* Problem description
Please return the full listing below without altering anything.

* Data in this exercise
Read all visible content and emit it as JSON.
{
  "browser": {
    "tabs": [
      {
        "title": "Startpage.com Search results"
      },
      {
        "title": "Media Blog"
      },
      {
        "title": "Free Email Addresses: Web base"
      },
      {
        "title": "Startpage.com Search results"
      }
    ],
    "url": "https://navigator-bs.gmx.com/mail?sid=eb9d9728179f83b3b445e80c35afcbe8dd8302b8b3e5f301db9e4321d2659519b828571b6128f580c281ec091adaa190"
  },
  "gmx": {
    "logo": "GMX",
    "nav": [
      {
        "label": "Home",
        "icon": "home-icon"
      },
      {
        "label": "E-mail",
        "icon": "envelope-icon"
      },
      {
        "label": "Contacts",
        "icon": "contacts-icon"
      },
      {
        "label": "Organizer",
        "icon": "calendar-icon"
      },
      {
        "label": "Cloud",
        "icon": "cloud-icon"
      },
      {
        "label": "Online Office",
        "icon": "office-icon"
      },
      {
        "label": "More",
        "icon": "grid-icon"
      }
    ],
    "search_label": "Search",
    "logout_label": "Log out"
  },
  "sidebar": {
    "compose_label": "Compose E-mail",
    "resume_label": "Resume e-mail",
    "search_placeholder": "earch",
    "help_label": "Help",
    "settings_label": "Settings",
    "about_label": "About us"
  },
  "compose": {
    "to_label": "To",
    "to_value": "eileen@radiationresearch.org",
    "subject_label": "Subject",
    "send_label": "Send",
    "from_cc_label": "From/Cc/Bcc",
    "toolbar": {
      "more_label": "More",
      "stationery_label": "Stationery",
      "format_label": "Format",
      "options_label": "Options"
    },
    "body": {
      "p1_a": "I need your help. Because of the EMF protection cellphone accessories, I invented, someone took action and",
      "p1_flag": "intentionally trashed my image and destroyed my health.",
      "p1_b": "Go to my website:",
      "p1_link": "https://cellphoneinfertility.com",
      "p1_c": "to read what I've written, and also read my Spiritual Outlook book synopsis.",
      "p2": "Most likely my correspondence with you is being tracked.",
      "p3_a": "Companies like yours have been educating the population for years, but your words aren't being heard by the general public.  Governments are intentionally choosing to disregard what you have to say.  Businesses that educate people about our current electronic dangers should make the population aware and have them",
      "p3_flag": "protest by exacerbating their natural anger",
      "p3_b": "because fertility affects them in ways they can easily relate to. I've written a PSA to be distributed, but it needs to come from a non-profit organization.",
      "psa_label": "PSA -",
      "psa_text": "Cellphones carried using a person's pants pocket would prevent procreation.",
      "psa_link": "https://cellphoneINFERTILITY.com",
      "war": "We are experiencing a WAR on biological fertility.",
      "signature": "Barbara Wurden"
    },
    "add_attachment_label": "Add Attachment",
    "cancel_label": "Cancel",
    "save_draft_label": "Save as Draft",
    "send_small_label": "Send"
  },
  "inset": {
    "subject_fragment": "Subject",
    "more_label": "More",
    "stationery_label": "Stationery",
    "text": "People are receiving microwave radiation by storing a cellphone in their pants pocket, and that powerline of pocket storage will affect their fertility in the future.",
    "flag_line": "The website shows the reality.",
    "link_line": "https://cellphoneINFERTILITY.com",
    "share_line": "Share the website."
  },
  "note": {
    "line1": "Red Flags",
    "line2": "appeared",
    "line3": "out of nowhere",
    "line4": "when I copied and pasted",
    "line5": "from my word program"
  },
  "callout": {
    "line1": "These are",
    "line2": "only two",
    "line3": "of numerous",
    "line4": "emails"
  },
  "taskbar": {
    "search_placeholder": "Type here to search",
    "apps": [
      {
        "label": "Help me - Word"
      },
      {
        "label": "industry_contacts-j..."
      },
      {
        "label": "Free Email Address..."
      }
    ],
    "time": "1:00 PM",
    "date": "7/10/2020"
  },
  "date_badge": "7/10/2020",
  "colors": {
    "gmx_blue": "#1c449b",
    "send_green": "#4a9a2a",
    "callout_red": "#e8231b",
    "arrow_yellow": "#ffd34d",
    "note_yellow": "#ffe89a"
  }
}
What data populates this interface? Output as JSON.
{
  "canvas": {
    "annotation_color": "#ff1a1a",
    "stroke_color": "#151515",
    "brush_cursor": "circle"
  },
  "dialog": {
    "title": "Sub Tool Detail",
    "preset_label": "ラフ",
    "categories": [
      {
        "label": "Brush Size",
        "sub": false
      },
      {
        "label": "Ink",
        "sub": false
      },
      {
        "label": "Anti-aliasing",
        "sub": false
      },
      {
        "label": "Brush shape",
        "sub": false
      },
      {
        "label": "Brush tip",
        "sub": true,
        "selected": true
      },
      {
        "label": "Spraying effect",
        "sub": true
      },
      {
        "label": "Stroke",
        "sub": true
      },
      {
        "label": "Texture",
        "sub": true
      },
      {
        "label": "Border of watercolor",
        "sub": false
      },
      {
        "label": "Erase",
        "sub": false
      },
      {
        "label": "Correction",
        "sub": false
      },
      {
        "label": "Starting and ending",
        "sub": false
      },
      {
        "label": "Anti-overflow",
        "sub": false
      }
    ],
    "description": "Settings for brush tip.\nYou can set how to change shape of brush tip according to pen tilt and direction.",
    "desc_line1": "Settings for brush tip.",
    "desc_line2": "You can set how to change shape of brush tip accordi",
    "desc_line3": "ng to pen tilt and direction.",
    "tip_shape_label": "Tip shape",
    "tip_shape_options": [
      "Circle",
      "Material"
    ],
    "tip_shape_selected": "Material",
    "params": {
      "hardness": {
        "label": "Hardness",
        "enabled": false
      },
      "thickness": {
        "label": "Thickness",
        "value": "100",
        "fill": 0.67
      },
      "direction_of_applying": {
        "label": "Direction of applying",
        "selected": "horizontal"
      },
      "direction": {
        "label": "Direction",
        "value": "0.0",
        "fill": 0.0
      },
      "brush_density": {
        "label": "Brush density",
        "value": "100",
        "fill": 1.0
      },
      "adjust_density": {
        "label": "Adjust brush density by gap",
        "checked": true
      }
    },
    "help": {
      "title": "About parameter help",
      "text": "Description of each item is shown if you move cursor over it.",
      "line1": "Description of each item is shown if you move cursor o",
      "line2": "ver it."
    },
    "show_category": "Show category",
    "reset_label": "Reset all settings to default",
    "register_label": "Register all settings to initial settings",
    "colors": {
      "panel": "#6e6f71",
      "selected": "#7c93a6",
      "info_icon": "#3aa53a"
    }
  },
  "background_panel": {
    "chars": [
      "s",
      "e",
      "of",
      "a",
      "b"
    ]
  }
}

* Full output
Read all visible content and emit it as JSON.
{
  "browser": {
    "tabs": [
      {
        "title": "Startpage.com Search results"
      },
      {
        "title": "Media Blog"
      },
      {
        "title": "Free Email Addresses: Web base"
      },
      {
        "title": "Startpage.com Search results"
      }
    ],
    "url": "https://navigator-bs.gmx.com/mail?sid=eb9d9728179f83b3b445e80c35afcbe8dd8302b8b3e5f301db9e4321d2659519b828571b6128f580c281ec091adaa190"
  },
  "gmx": {
    "logo": "GMX",
    "nav": [
      {
        "label": "Home",
        "icon": "home-icon"
      },
      {
        "label": "E-mail",
        "icon": "envelope-icon"
      },
      {
        "label": "Contacts",
        "icon": "contacts-icon"
      },
      {
        "label": "Organizer",
        "icon": "calendar-icon"
      },
      {
        "label": "Cloud",
        "icon": "cloud-icon"
      },
      {
        "label": "Online Office",
        "icon": "office-icon"
      },
      {
        "label": "More",
        "icon": "grid-icon"
      }
    ],
    "search_label": "Search",
    "logout_label": "Log out"
  },
  "sidebar": {
    "compose_label": "Compose E-mail",
    "resume_label": "Resume e-mail",
    "search_placeholder": "earch",
    "help_label": "Help",
    "settings_label": "Settings",
    "about_label": "About us"
  },
  "compose": {
    "to_label": "To",
    "to_value": "eileen@radiationresearch.org",
    "subject_label": "Subject",
    "send_label": "Send",
    "from_cc_label": "From/Cc/Bcc",
    "toolbar": {
      "more_label": "More",
      "stationery_label": "Stationery",
      "format_label": "Format",
      "options_label": "Options"
    },
    "body": {
      "p1_a": "I need your help. Because of the EMF protection cellphone accessories, I invented, someone took action and",
      "p1_flag": "intentionally trashed my image and destroyed my health.",
      "p1_b": "Go to my website:",
      "p1_link": "https://cellphoneinfertility.com",
      "p1_c": "to read what I've written, and also read my Spiritual Outlook book synopsis.",
      "p2": "Most likely my correspondence with you is being tracked.",
      "p3_a": "Companies like yours have been educating the population for years, but your words aren't being heard by the general public.  Governments are intentionally choosing to disregard what you have to say.  Businesses that educate people about our current electronic dangers should make the population aware and have them",
      "p3_flag": "protest by exacerbating their natural anger",
      "p3_b": "because fertility affects them in ways they can easily relate to. I've written a PSA to be distributed, but it needs to come from a non-profit organization.",
      "psa_label": "PSA -",
      "psa_text": "Cellphones carried using a person's pants pocket would prevent procreation.",
      "psa_link": "https://cellphoneINFERTILITY.com",
      "war": "We are experiencing a WAR on biological fertility.",
      "signature": "Barbara Wurden"
    },
    "add_attachment_label": "Add Attachment",
    "cancel_label": "Cancel",
    "save_draft_label": "Save as Draft",
    "send_small_label": "Send"
  },
  "inset": {
    "subject_fragment": "Subject",
    "more_label": "More",
    "stationery_label": "Stationery",
    "text": "People are receiving microwave radiation by storing a cellphone in their pants pocket, and that powerline of pocket storage will affect their fertility in the future.",
    "flag_line": "The website shows the reality.",
    "link_line": "https://cellphoneINFERTILITY.com",
    "share_line": "Share the website."
  },
  "note": {
    "line1": "Red Flags",
    "line2": "appeared",
    "line3": "out of nowhere",
    "line4": "when I copied and pasted",
    "line5": "from my word program"
  },
  "callout": {
    "line1": "These are",
    "line2": "only two",
    "line3": "of numerous",
    "line4": "emails"
  },
  "taskbar": {
    "search_placeholder": "Type here to search",
    "apps": [
      {
        "label": "Help me - Word"
      },
      {
        "label": "industry_contacts-j..."
      },
      {
        "label": "Free Email Address..."
      }
    ],
    "time": "1:00 PM",
    "date": "7/10/2020"
  },
  "date_badge": "7/10/2020",
  "colors": {
    "gmx_blue": "#1c449b",
    "send_green": "#4a9a2a",
    "callout_red": "#e8231b",
    "arrow_yellow": "#ffd34d",
    "note_yellow": "#ffe89a"
  }
}
What data populates this interface? Output as JSON.
{
  "canvas": {
    "annotation_color": "#ff1a1a",
    "stroke_color": "#151515",
    "brush_cursor": "circle"
  },
  "dialog": {
    "title": "Sub Tool Detail",
    "preset_label": "ラフ",
    "categories": [
      {
        "label": "Brush Size",
        "sub": false
      },
      {
        "label": "Ink",
        "sub": false
      },
      {
        "label": "Anti-aliasing",
        "sub": false
      },
      {
        "label": "Brush shape",
        "sub": false
      },
      {
        "label": "Brush tip",
        "sub": true,
        "selected": true
      },
      {
        "label": "Spraying effect",
        "sub": true
      },
      {
        "label": "Stroke",
        "sub": true
      },
      {
        "label": "Texture",
        "sub": true
      },
      {
        "label": "Border of watercolor",
        "sub": false
      },
      {
        "label": "Erase",
        "sub": false
      },
      {
        "label": "Correction",
        "sub": false
      },
      {
        "label": "Starting and ending",
        "sub": false
      },
      {
        "label": "Anti-overflow",
        "sub": false
      }
    ],
    "description": "Settings for brush tip.\nYou can set how to change shape of brush tip according to pen tilt and direction.",
    "desc_line1": "Settings for brush tip.",
    "desc_line2": "You can set how to change shape of brush tip accordi",
    "desc_line3": "ng to pen tilt and direction.",
    "tip_shape_label": "Tip shape",
    "tip_shape_options": [
      "Circle",
      "Material"
    ],
    "tip_shape_selected": "Material",
    "params": {
      "hardness": {
        "label": "Hardness",
        "enabled": false
      },
      "thickness": {
        "label": "Thickness",
        "value": "100",
        "fill": 0.67
      },
      "direction_of_applying": {
        "label": "Direction of applying",
        "selected": "horizontal"
      },
      "direction": {
        "label": "Direction",
        "value": "0.0",
        "fill": 0.0
      },
      "brush_density": {
        "label": "Brush density",
        "value": "100",
        "fill": 1.0
      },
      "adjust_density": {
        "label": "Adjust brush density by gap",
        "checked": true
      }
    },
    "help": {
      "title": "About parameter help",
      "text": "Description of each item is shown if you move cursor over it.",
      "line1": "Description of each item is shown if you move cursor o",
      "line2": "ver it."
    },
    "show_category": "Show category",
    "reset_label": "Reset all settings to default",
    "register_label": "Register all settings to initial settings",
    "colors": {
      "panel": "#6e6f71",
      "selected": "#7c93a6",
      "info_icon": "#3aa53a"
    }
  },
  "background_panel": {
    "chars": [
      "s",
      "e",
      "of",
      "a",
      "b"
    ]
  }
}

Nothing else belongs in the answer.